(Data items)
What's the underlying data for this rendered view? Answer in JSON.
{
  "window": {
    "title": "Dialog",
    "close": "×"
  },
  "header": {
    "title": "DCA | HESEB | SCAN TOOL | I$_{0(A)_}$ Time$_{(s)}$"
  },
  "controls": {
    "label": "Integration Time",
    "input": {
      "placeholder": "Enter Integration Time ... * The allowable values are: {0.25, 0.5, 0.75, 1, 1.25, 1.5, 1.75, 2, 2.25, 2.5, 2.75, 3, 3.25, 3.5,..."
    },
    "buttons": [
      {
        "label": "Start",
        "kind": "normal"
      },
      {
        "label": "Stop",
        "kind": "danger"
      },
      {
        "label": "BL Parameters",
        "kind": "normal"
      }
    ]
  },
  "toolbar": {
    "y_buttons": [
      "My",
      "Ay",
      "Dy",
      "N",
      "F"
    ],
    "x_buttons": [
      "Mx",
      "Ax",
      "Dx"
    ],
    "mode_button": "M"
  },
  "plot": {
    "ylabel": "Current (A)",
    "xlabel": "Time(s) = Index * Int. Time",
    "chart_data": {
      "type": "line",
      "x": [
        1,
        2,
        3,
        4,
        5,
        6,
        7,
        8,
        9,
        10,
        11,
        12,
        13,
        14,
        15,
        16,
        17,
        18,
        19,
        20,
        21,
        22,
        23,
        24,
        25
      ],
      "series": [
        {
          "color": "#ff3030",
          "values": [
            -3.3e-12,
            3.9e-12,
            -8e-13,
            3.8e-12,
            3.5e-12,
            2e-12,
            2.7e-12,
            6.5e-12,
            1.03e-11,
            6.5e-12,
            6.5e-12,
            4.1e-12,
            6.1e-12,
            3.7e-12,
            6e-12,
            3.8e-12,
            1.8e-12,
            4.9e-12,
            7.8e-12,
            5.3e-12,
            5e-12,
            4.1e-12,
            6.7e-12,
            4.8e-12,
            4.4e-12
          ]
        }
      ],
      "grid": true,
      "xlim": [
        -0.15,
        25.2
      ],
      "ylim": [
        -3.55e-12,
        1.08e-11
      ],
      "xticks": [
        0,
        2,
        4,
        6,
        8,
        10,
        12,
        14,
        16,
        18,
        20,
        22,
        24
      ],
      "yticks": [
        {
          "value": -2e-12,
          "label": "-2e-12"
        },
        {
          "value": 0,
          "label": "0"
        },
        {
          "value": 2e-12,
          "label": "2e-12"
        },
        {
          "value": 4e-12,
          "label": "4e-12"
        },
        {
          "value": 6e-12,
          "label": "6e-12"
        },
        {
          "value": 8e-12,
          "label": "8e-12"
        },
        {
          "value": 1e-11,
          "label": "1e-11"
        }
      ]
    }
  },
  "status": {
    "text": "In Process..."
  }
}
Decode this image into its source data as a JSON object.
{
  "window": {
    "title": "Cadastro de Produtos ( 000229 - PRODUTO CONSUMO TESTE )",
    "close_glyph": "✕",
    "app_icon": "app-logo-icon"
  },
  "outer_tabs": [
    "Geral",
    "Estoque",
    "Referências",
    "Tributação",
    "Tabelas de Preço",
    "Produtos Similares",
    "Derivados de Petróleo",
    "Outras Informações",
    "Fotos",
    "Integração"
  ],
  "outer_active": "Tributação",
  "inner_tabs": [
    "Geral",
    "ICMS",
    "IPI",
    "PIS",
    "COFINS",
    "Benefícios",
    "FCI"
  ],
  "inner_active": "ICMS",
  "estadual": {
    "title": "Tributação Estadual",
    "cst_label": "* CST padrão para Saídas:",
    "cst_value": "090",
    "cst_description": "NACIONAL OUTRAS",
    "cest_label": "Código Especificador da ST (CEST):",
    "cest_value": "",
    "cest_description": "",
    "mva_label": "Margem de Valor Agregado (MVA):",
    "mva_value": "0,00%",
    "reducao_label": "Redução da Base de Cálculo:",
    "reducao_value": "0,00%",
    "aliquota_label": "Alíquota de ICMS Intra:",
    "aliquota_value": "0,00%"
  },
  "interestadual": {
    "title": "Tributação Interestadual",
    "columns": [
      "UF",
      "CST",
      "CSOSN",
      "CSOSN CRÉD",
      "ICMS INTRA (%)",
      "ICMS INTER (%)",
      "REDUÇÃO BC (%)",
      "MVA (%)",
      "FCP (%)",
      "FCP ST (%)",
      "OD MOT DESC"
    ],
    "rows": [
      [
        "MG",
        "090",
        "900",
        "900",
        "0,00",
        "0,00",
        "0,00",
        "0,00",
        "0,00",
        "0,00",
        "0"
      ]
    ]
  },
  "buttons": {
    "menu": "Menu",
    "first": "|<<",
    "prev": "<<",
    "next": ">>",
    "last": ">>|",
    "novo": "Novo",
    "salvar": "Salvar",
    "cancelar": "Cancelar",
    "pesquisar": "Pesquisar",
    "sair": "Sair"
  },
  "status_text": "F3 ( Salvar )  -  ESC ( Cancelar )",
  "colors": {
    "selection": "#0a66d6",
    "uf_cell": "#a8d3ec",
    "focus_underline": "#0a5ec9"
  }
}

WORK REQUIRED: All of the entries need to be reproduced exactly; please write them out.

COMPLETED TASK:
What's the underlying data for this rendered view? Answer in JSON.
{
  "window": {
    "title": "Dialog",
    "close": "×"
  },
  "header": {
    "title": "DCA | HESEB | SCAN TOOL | I$_{0(A)_}$ Time$_{(s)}$"
  },
  "controls": {
    "label": "Integration Time",
    "input": {
      "placeholder": "Enter Integration Time ... * The allowable values are: {0.25, 0.5, 0.75, 1, 1.25, 1.5, 1.75, 2, 2.25, 2.5, 2.75, 3, 3.25, 3.5,..."
    },
    "buttons": [
      {
        "label": "Start",
        "kind": "normal"
      },
      {
        "label": "Stop",
        "kind": "danger"
      },
      {
        "label": "BL Parameters",
        "kind": "normal"
      }
    ]
  },
  "toolbar": {
    "y_buttons": [
      "My",
      "Ay",
      "Dy",
      "N",
      "F"
    ],
    "x_buttons": [
      "Mx",
      "Ax",
      "Dx"
    ],
    "mode_button": "M"
  },
  "plot": {
    "ylabel": "Current (A)",
    "xlabel": "Time(s) = Index * Int. Time",
    "chart_data": {
      "type": "line",
      "x": [
        1,
        2,
        3,
        4,
        5,
        6,
        7,
        8,
        9,
        10,
        11,
        12,
        13,
        14,
        15,
        16,
        17,
        18,
        19,
        20,
        21,
        22,
        23,
        24,
        25
      ],
      "series": [
        {
          "color": "#ff3030",
          "values": [
            -3.3e-12,
            3.9e-12,
            -8e-13,
            3.8e-12,
            3.5e-12,
            2e-12,
            2.7e-12,
            6.5e-12,
            1.03e-11,
            6.5e-12,
            6.5e-12,
            4.1e-12,
            6.1e-12,
            3.7e-12,
            6e-12,
            3.8e-12,
            1.8e-12,
            4.9e-12,
            7.8e-12,
            5.3e-12,
            5e-12,
            4.1e-12,
            6.7e-12,
            4.8e-12,
            4.4e-12
          ]
        }
      ],
      "grid": true,
      "xlim": [
        -0.15,
        25.2
      ],
      "ylim": [
        -3.55e-12,
        1.08e-11
      ],
      "xticks": [
        0,
        2,
        4,
        6,
        8,
        10,
        12,
        14,
        16,
        18,
        20,
        22,
        24
      ],
      "yticks": [
        {
          "value": -2e-12,
          "label": "-2e-12"
        },
        {
          "value": 0,
          "label": "0"
        },
        {
          "value": 2e-12,
          "label": "2e-12"
        },
        {
          "value": 4e-12,
          "label": "4e-12"
        },
        {
          "value": 6e-12,
          "label": "6e-12"
        },
        {
          "value": 8e-12,
          "label": "8e-12"
        },
        {
          "value": 1e-11,
          "label": "1e-11"
        }
      ]
    }
  },
  "status": {
    "text": "In Process..."
  }
}
Decode this image into its source data as a JSON object.
{
  "window": {
    "title": "Cadastro de Produtos ( 000229 - PRODUTO CONSUMO TESTE )",
    "close_glyph": "✕",
    "app_icon": "app-logo-icon"
  },
  "outer_tabs": [
    "Geral",
    "Estoque",
    "Referências",
    "Tributação",
    "Tabelas de Preço",
    "Produtos Similares",
    "Derivados de Petróleo",
    "Outras Informações",
    "Fotos",
    "Integração"
  ],
  "outer_active": "Tributação",
  "inner_tabs": [
    "Geral",
    "ICMS",
    "IPI",
    "PIS",
    "COFINS",
    "Benefícios",
    "FCI"
  ],
  "inner_active": "ICMS",
  "estadual": {
    "title": "Tributação Estadual",
    "cst_label": "* CST padrão para Saídas:",
    "cst_value": "090",
    "cst_description": "NACIONAL OUTRAS",
    "cest_label": "Código Especificador da ST (CEST):",
    "cest_value": "",
    "cest_description": "",
    "mva_label": "Margem de Valor Agregado (MVA):",
    "mva_value": "0,00%",
    "reducao_label": "Redução da Base de Cálculo:",
    "reducao_value": "0,00%",
    "aliquota_label": "Alíquota de ICMS Intra:",
    "aliquota_value": "0,00%"
  },
  "interestadual": {
    "title": "Tributação Interestadual",
    "columns": [
      "UF",
      "CST",
      "CSOSN",
      "CSOSN CRÉD",
      "ICMS INTRA (%)",
      "ICMS INTER (%)",
      "REDUÇÃO BC (%)",
      "MVA (%)",
      "FCP (%)",
      "FCP ST (%)",
      "OD MOT DESC"
    ],
    "rows": [
      [
        "MG",
        "090",
        "900",
        "900",
        "0,00",
        "0,00",
        "0,00",
        "0,00",
        "0,00",
        "0,00",
        "0"
      ]
    ]
  },
  "buttons": {
    "menu": "Menu",
    "first": "|<<",
    "prev": "<<",
    "next": ">>",
    "last": ">>|",
    "novo": "Novo",
    "salvar": "Salvar",
    "cancelar": "Cancelar",
    "pesquisar": "Pesquisar",
    "sair": "Sair"
  },
  "status_text": "F3 ( Salvar )  -  ESC ( Cancelar )",
  "colors": {
    "selection": "#0a66d6",
    "uf_cell": "#a8d3ec",
    "focus_underline": "#0a5ec9"
  }
}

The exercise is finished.